» **Your goal**
Using the records below, count the lines with "iesu" in them. Give the number only.

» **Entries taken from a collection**
____________________

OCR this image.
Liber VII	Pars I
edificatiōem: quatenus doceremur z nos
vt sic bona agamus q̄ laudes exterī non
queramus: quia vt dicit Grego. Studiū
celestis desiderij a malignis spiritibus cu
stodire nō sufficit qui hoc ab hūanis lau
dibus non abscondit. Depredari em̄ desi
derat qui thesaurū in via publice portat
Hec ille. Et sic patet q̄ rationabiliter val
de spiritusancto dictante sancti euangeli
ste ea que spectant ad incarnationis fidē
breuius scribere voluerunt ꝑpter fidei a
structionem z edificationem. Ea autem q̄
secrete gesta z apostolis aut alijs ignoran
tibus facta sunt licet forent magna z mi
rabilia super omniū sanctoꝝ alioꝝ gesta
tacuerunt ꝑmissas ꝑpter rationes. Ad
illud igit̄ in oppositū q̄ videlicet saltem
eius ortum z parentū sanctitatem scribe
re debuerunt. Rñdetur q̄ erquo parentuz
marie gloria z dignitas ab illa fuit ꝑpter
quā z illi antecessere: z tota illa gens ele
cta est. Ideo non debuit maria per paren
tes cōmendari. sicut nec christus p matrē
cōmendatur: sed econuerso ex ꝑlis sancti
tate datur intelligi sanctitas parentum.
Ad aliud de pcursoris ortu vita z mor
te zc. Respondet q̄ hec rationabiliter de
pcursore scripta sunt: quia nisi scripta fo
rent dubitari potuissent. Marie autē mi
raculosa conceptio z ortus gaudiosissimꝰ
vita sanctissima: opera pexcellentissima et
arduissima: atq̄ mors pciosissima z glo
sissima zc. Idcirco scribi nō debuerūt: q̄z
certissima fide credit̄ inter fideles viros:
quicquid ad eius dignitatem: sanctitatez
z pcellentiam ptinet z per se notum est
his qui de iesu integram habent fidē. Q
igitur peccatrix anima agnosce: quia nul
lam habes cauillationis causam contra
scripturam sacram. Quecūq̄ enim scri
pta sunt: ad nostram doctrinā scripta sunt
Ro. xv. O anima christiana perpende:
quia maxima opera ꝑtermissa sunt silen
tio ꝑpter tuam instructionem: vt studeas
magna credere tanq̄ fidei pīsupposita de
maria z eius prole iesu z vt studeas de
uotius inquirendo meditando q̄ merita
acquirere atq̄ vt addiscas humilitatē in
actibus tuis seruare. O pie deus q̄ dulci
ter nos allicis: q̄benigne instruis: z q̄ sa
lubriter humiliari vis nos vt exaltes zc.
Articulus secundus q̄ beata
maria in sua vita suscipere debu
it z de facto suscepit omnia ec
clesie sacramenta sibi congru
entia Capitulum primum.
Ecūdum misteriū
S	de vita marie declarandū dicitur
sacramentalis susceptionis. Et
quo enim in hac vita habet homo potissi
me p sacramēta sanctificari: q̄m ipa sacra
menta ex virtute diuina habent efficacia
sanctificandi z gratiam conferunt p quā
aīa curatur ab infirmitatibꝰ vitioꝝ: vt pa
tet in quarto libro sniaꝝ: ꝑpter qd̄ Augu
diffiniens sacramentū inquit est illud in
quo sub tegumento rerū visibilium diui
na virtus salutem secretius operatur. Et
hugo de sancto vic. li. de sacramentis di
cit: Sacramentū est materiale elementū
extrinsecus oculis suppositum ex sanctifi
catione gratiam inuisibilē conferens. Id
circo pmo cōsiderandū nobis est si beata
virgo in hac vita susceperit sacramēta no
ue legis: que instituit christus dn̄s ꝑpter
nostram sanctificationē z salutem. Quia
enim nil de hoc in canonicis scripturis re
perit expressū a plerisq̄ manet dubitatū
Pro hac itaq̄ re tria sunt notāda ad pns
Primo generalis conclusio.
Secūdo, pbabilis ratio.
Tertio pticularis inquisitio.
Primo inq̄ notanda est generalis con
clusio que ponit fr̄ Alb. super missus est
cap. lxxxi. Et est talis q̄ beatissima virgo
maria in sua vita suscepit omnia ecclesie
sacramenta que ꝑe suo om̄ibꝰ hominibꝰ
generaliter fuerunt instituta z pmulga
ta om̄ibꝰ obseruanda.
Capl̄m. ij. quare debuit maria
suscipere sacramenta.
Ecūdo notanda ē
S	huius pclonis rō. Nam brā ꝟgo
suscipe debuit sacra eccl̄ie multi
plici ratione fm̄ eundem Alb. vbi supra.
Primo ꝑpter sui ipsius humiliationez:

____________________

» **The response**
2